• _What the exercise asks_:
Sort through the entries below and pull out lines containing the word "Uploading".

··· Records to process ···

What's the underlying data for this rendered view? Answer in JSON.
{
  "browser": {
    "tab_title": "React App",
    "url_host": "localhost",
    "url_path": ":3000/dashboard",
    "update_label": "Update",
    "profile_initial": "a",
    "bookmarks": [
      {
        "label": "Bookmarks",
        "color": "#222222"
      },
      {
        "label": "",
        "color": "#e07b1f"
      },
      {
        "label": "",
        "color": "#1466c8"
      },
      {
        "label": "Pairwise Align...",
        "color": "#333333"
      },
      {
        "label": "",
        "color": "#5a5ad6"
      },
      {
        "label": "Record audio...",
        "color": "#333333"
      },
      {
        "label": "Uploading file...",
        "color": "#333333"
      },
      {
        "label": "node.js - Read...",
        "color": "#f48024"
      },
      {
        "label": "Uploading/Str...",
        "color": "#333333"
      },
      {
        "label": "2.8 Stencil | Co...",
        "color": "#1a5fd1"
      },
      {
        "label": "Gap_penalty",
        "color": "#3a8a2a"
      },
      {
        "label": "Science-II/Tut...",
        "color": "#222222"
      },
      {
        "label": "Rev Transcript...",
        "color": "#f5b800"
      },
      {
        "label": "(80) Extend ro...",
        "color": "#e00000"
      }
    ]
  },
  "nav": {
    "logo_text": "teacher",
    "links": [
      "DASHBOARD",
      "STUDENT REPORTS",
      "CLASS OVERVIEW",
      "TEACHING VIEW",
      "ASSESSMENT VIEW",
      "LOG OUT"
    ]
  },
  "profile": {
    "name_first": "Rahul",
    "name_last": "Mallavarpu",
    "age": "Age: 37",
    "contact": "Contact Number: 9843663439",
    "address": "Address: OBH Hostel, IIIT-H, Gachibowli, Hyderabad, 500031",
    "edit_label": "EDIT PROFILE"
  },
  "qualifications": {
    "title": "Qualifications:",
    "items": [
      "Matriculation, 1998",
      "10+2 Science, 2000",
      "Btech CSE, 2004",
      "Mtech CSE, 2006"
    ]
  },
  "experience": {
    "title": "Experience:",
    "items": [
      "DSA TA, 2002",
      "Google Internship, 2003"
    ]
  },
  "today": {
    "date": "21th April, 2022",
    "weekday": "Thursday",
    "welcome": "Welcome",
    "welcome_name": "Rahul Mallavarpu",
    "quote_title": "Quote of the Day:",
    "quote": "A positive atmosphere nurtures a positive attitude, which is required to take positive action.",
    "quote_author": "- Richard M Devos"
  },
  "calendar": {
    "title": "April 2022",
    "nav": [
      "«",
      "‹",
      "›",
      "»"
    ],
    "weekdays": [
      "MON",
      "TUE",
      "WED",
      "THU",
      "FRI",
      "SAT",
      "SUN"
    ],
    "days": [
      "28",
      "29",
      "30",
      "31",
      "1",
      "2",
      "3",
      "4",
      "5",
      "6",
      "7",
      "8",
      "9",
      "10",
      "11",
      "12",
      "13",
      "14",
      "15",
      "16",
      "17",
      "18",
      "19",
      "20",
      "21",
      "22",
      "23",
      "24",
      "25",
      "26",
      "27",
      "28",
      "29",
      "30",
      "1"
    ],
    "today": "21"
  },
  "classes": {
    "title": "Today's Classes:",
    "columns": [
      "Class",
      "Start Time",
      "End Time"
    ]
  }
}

···

• _Output of the exercise_:
        "label": "Uploading file...",
        "label": "Uploading/Str...",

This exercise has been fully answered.